_RECORDS TO USE:_
========================================================================

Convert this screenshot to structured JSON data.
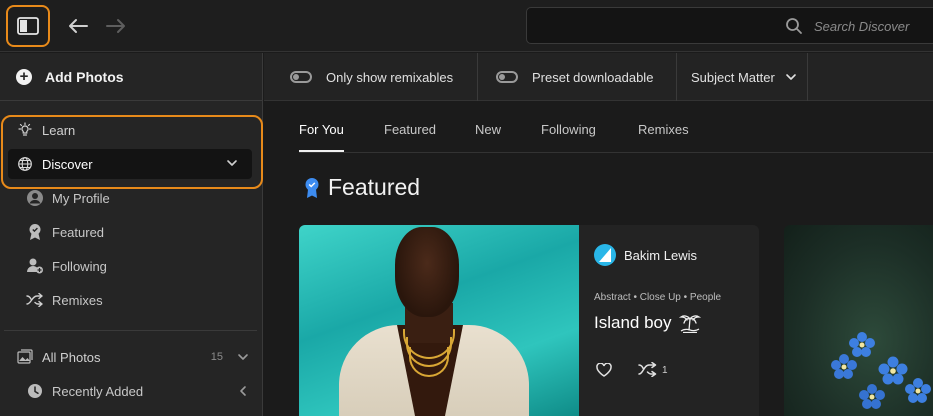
{
  "topbar": {
    "search_placeholder": "Search Discover"
  },
  "sidebar": {
    "add_photos": "Add Photos",
    "learn": "Learn",
    "discover": "Discover",
    "my_profile": "My Profile",
    "featured": "Featured",
    "following": "Following",
    "remixes": "Remixes",
    "all_photos": "All Photos",
    "all_photos_count": "15",
    "recently_added": "Recently Added"
  },
  "filters": {
    "remixables": "Only show remixables",
    "preset": "Preset downloadable",
    "subject": "Subject Matter"
  },
  "tabs": [
    "For You",
    "Featured",
    "New",
    "Following",
    "Remixes"
  ],
  "section_title": "Featured",
  "card": {
    "author": "Bakim Lewis",
    "tags": "Abstract • Close Up • People",
    "title": "Island boy",
    "remix_count": "1"
  },
  "colors": {
    "accent_highlight": "#e88a1a",
    "featured_badge": "#3d8cf0",
    "avatar": "#29b6e8"
  }
}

========================================================================

_SET PROBLEM:_ In your copy, leave out the pictures and reproduce the material above exactly.

_SOLUTION BELOW:_
Convert this screenshot to structured JSON data.
{
  "topbar": {
    "search_placeholder": "Search Discover"
  },
  "sidebar": {
    "add_photos": "Add Photos",
    "learn": "Learn",
    "discover": "Discover",
    "my_profile": "My Profile",
    "featured": "Featured",
    "following": "Following",
    "remixes": "Remixes",
    "all_photos": "All Photos",
    "all_photos_count": "15",
    "recently_added": "Recently Added"
  },
  "filters": {
    "remixables": "Only show remixables",
    "preset": "Preset downloadable",
    "subject": "Subject Matter"
  },
  "tabs": [
    "For You",
    "Featured",
    "New",
    "Following",
    "Remixes"
  ],
  "section_title": "Featured",
  "card": {
    "author": "Bakim Lewis",
    "tags": "Abstract • Close Up • People",
    "title": "Island boy",
    "remix_count": "1"
  },
  "colors": {
    "accent_highlight": "#e88a1a",
    "featured_badge": "#3d8cf0",
    "avatar": "#29b6e8"
  }
}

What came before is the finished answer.